--- BEGIN ---
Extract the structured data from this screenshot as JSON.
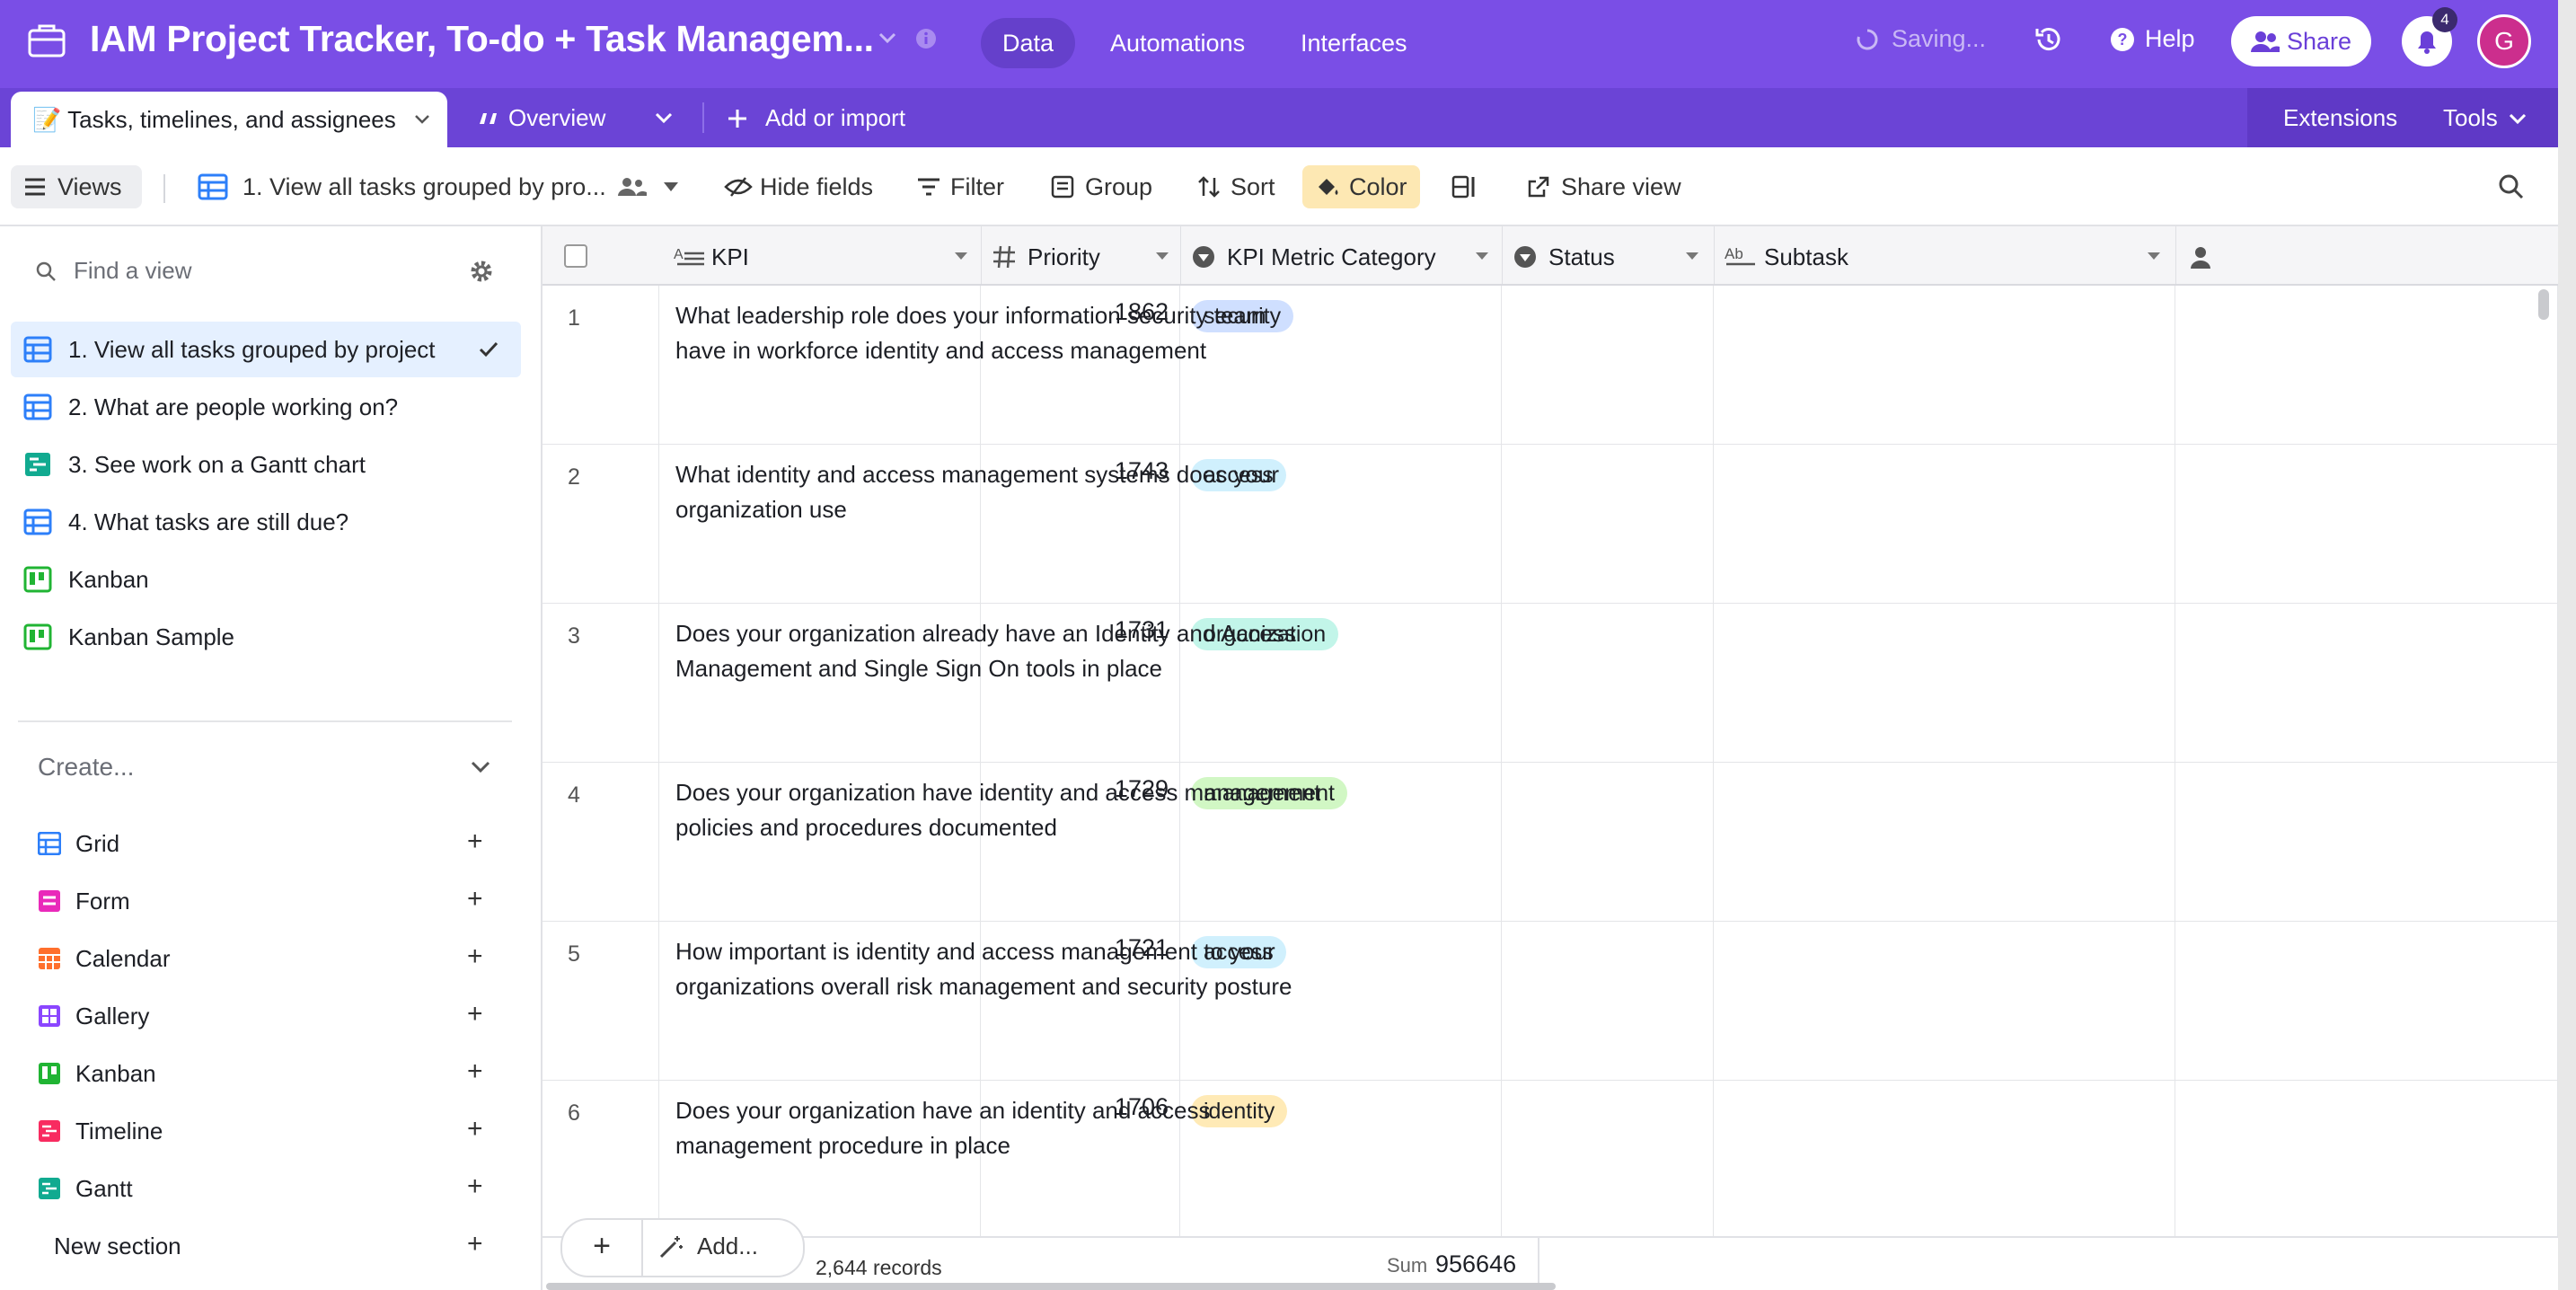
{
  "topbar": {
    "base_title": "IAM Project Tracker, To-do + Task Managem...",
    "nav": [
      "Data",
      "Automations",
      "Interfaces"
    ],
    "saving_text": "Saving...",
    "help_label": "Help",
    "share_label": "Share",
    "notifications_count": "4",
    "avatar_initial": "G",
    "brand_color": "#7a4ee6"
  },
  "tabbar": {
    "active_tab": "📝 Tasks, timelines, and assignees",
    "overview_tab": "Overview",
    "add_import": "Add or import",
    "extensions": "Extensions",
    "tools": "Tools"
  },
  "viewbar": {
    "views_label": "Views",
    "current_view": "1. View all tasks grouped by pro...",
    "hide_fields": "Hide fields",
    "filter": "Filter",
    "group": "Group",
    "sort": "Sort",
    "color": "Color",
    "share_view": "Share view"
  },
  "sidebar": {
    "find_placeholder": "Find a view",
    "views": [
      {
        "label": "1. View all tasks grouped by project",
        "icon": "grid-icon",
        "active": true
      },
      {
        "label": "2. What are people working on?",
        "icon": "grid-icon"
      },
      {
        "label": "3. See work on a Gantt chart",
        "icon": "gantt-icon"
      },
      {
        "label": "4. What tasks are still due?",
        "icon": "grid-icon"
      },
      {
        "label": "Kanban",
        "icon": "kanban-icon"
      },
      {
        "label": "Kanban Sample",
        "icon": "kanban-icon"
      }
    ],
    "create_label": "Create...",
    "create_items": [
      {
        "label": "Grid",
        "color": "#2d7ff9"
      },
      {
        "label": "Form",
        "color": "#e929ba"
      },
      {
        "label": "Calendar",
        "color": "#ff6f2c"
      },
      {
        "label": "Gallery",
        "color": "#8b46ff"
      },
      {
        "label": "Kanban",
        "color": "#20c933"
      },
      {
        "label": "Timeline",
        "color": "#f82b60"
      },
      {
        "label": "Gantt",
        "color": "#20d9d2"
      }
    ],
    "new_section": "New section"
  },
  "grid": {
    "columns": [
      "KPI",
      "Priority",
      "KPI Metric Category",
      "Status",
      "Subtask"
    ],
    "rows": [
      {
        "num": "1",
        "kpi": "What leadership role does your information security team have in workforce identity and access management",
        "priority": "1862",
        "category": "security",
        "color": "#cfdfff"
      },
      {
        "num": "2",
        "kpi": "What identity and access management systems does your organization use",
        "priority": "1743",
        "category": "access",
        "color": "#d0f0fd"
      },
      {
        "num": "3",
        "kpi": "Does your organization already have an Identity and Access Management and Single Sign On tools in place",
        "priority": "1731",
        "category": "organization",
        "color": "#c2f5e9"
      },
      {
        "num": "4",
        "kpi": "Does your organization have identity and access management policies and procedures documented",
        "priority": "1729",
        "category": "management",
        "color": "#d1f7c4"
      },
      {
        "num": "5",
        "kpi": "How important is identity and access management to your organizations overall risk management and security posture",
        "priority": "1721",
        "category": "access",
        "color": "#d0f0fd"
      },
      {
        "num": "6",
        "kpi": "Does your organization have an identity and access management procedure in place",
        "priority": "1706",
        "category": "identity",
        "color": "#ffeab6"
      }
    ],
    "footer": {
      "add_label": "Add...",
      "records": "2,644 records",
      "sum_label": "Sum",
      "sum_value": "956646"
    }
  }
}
--- END ---
Find "tools". Copy every line it occurs in.

    "tools": "Tools"
        "kpi": "Does your organization already have an Identity and Access Management and Single Sign On tools in place",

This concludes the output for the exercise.